*** Supplied information ***
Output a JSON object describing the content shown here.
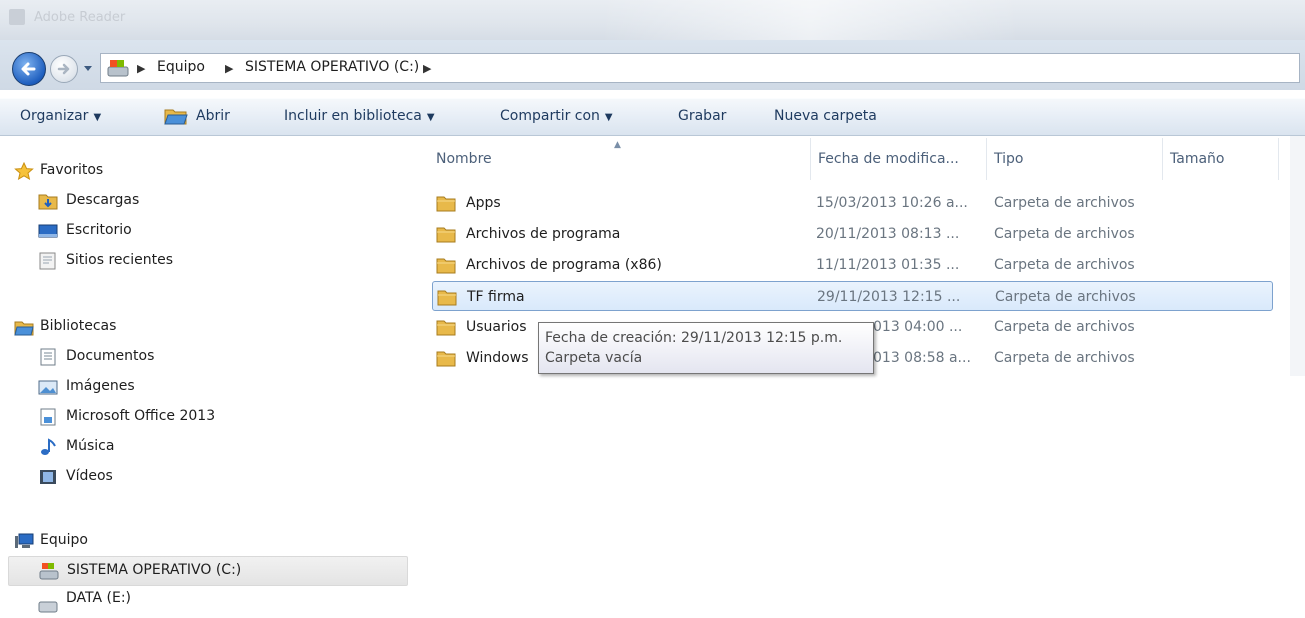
{
  "window": {
    "title": "Adobe Reader"
  },
  "address": {
    "breadcrumb": [
      "Equipo",
      "SISTEMA OPERATIVO (C:)"
    ]
  },
  "toolbar": {
    "organize": "Organizar",
    "open": "Abrir",
    "include_library": "Incluir en biblioteca",
    "share": "Compartir con",
    "burn": "Grabar",
    "new_folder": "Nueva carpeta"
  },
  "sidebar": {
    "favorites": {
      "label": "Favoritos",
      "items": [
        {
          "label": "Descargas",
          "icon": "downloads-icon"
        },
        {
          "label": "Escritorio",
          "icon": "desktop-icon"
        },
        {
          "label": "Sitios recientes",
          "icon": "recent-places-icon"
        }
      ]
    },
    "libraries": {
      "label": "Bibliotecas",
      "items": [
        {
          "label": "Documentos",
          "icon": "documents-icon"
        },
        {
          "label": "Imágenes",
          "icon": "pictures-icon"
        },
        {
          "label": "Microsoft Office 2013",
          "icon": "office-library-icon"
        },
        {
          "label": "Música",
          "icon": "music-icon"
        },
        {
          "label": "Vídeos",
          "icon": "videos-icon"
        }
      ]
    },
    "computer": {
      "label": "Equipo",
      "items": [
        {
          "label": "SISTEMA OPERATIVO (C:)",
          "icon": "system-drive-icon",
          "selected": true
        },
        {
          "label": "DATA (E:)",
          "icon": "data-drive-icon"
        }
      ]
    }
  },
  "columns": {
    "name": "Nombre",
    "date": "Fecha de modifica...",
    "type": "Tipo",
    "size": "Tamaño"
  },
  "files": [
    {
      "name": "Apps",
      "date": "15/03/2013 10:26 a...",
      "type": "Carpeta de archivos"
    },
    {
      "name": "Archivos de programa",
      "date": "20/11/2013 08:13 ...",
      "type": "Carpeta de archivos"
    },
    {
      "name": "Archivos de programa (x86)",
      "date": "11/11/2013 01:35 ...",
      "type": "Carpeta de archivos"
    },
    {
      "name": "TF firma",
      "date": "29/11/2013 12:15 ...",
      "type": "Carpeta de archivos",
      "selected": true
    },
    {
      "name": "Usuarios",
      "date": "013 04:00 ...",
      "type": "Carpeta de archivos"
    },
    {
      "name": "Windows",
      "date": "013 08:58 a...",
      "type": "Carpeta de archivos"
    }
  ],
  "tooltip": {
    "line1": "Fecha de creación: 29/11/2013 12:15 p.m.",
    "line2": "Carpeta vacía"
  },
  "colors": {
    "accent": "#1f5fbf",
    "selection_border": "#7da2ce",
    "folder": "#e8b94a"
  }
}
*** End of Supplied information ***
§ Task brief: Only the lines that contain the string "Fecha" are to be copied from the records.

§ Exercise response:
    "date": "Fecha de modifica...",
    "line1": "Fecha de creación: 29/11/2013 12:15 p.m.",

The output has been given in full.